Collected data entries »
»»
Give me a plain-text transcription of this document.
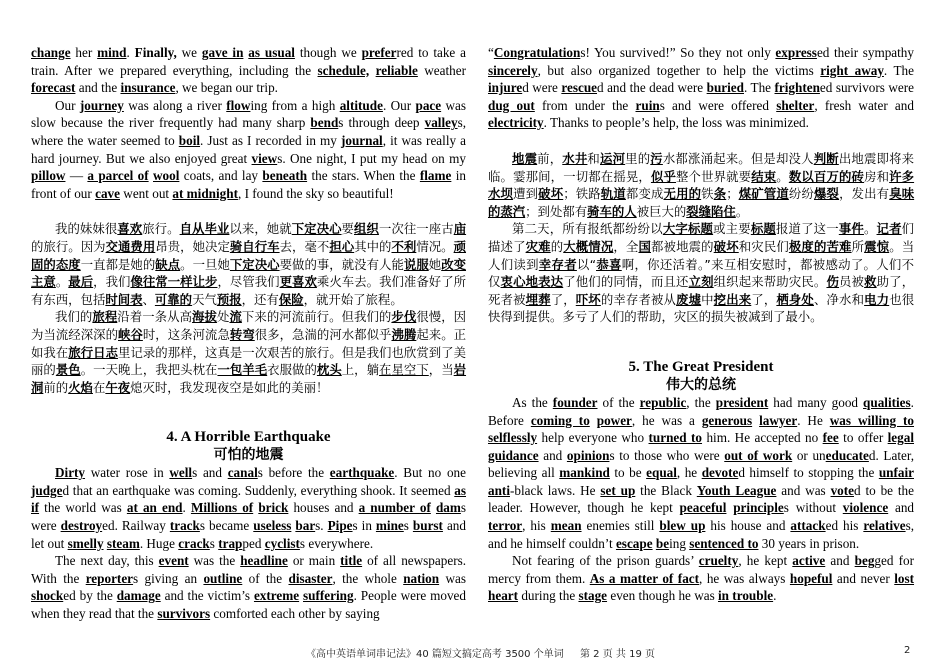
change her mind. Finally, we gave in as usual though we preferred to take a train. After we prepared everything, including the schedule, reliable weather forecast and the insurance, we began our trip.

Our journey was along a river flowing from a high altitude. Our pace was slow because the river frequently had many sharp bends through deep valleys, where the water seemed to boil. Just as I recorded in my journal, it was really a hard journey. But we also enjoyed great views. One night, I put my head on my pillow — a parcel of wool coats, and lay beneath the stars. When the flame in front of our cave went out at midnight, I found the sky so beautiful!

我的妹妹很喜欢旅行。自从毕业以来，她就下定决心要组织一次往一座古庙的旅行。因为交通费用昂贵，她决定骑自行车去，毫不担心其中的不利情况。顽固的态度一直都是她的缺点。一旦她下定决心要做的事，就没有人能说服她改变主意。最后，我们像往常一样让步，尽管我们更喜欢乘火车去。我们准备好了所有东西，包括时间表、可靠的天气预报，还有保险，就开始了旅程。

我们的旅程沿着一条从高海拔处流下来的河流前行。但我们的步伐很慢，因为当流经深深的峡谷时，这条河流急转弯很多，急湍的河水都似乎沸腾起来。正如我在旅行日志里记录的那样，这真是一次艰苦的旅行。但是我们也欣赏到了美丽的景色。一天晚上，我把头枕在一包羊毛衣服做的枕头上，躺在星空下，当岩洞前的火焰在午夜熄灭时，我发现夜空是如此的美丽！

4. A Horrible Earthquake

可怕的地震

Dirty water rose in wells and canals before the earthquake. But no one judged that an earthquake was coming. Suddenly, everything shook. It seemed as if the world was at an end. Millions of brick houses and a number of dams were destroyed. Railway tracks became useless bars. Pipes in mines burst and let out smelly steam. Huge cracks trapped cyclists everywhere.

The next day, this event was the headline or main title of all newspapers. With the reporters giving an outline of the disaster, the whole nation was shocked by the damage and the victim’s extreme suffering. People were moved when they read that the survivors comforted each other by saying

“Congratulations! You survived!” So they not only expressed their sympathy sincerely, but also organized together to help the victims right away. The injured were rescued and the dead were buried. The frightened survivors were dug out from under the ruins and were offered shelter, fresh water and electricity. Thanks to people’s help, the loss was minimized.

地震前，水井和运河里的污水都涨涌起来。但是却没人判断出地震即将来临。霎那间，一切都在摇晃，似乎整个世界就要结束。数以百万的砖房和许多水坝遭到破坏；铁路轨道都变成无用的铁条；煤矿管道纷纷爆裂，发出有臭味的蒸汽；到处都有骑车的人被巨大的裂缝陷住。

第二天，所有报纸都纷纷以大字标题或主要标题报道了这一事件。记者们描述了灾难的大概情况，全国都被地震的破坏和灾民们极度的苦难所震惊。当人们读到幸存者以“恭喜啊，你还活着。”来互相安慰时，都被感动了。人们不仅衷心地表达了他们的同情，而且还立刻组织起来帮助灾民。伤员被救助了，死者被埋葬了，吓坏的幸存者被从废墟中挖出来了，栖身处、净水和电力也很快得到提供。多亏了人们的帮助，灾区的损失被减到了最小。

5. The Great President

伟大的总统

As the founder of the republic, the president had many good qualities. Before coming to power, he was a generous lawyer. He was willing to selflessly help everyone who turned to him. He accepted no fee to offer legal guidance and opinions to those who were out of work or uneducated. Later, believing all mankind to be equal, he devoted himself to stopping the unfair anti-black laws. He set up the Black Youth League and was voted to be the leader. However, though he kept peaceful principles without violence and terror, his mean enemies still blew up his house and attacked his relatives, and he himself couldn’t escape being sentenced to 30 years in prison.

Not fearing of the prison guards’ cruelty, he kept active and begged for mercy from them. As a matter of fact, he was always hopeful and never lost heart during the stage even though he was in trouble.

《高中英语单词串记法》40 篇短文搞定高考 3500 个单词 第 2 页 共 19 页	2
««
Output every entry verbatim. Pictures do not belong in the copy.

COMPLETE RESPONSE »
Give me a plain-text transcription of this document.
change her mind. Finally, we gave in as usual though we preferred to take a train. After we prepared everything, including the schedule, reliable weather forecast and the insurance, we began our trip.

Our journey was along a river flowing from a high altitude. Our pace was slow because the river frequently had many sharp bends through deep valleys, where the water seemed to boil. Just as I recorded in my journal, it was really a hard journey. But we also enjoyed great views. One night, I put my head on my pillow — a parcel of wool coats, and lay beneath the stars. When the flame in front of our cave went out at midnight, I found the sky so beautiful!

我的妹妹很喜欢旅行。自从毕业以来，她就下定决心要组织一次往一座古庙的旅行。因为交通费用昂贵，她决定骑自行车去，毫不担心其中的不利情况。顽固的态度一直都是她的缺点。一旦她下定决心要做的事，就没有人能说服她改变主意。最后，我们像往常一样让步，尽管我们更喜欢乘火车去。我们准备好了所有东西，包括时间表、可靠的天气预报，还有保险，就开始了旅程。

我们的旅程沿着一条从高海拔处流下来的河流前行。但我们的步伐很慢，因为当流经深深的峡谷时，这条河流急转弯很多，急湍的河水都似乎沸腾起来。正如我在旅行日志里记录的那样，这真是一次艰苦的旅行。但是我们也欣赏到了美丽的景色。一天晚上，我把头枕在一包羊毛衣服做的枕头上，躺在星空下，当岩洞前的火焰在午夜熄灭时，我发现夜空是如此的美丽！

4. A Horrible Earthquake

可怕的地震

Dirty water rose in wells and canals before the earthquake. But no one judged that an earthquake was coming. Suddenly, everything shook. It seemed as if the world was at an end. Millions of brick houses and a number of dams were destroyed. Railway tracks became useless bars. Pipes in mines burst and let out smelly steam. Huge cracks trapped cyclists everywhere.

The next day, this event was the headline or main title of all newspapers. With the reporters giving an outline of the disaster, the whole nation was shocked by the damage and the victim’s extreme suffering. People were moved when they read that the survivors comforted each other by saying

“Congratulations! You survived!” So they not only expressed their sympathy sincerely, but also organized together to help the victims right away. The injured were rescued and the dead were buried. The frightened survivors were dug out from under the ruins and were offered shelter, fresh water and electricity. Thanks to people’s help, the loss was minimized.

地震前，水井和运河里的污水都涨涌起来。但是却没人判断出地震即将来临。霎那间，一切都在摇晃，似乎整个世界就要结束。数以百万的砖房和许多水坝遭到破坏；铁路轨道都变成无用的铁条；煤矿管道纷纷爆裂，发出有臭味的蒸汽；到处都有骑车的人被巨大的裂缝陷住。

第二天，所有报纸都纷纷以大字标题或主要标题报道了这一事件。记者们描述了灾难的大概情况，全国都被地震的破坏和灾民们极度的苦难所震惊。当人们读到幸存者以“恭喜啊，你还活着。”来互相安慰时，都被感动了。人们不仅衷心地表达了他们的同情，而且还立刻组织起来帮助灾民。伤员被救助了，死者被埋葬了，吓坏的幸存者被从废墟中挖出来了，栖身处、净水和电力也很快得到提供。多亏了人们的帮助，灾区的损失被减到了最小。

5. The Great President

伟大的总统

As the founder of the republic, the president had many good qualities. Before coming to power, he was a generous lawyer. He was willing to selflessly help everyone who turned to him. He accepted no fee to offer legal guidance and opinions to those who were out of work or uneducated. Later, believing all mankind to be equal, he devoted himself to stopping the unfair anti-black laws. He set up the Black Youth League and was voted to be the leader. However, though he kept peaceful principles without violence and terror, his mean enemies still blew up his house and attacked his relatives, and he himself couldn’t escape being sentenced to 30 years in prison.

Not fearing of the prison guards’ cruelty, he kept active and begged for mercy from them. As a matter of fact, he was always hopeful and never lost heart during the stage even though he was in trouble.

《高中英语单词串记法》40 篇短文搞定高考 3500 个单词 第 2 页 共 19 页	2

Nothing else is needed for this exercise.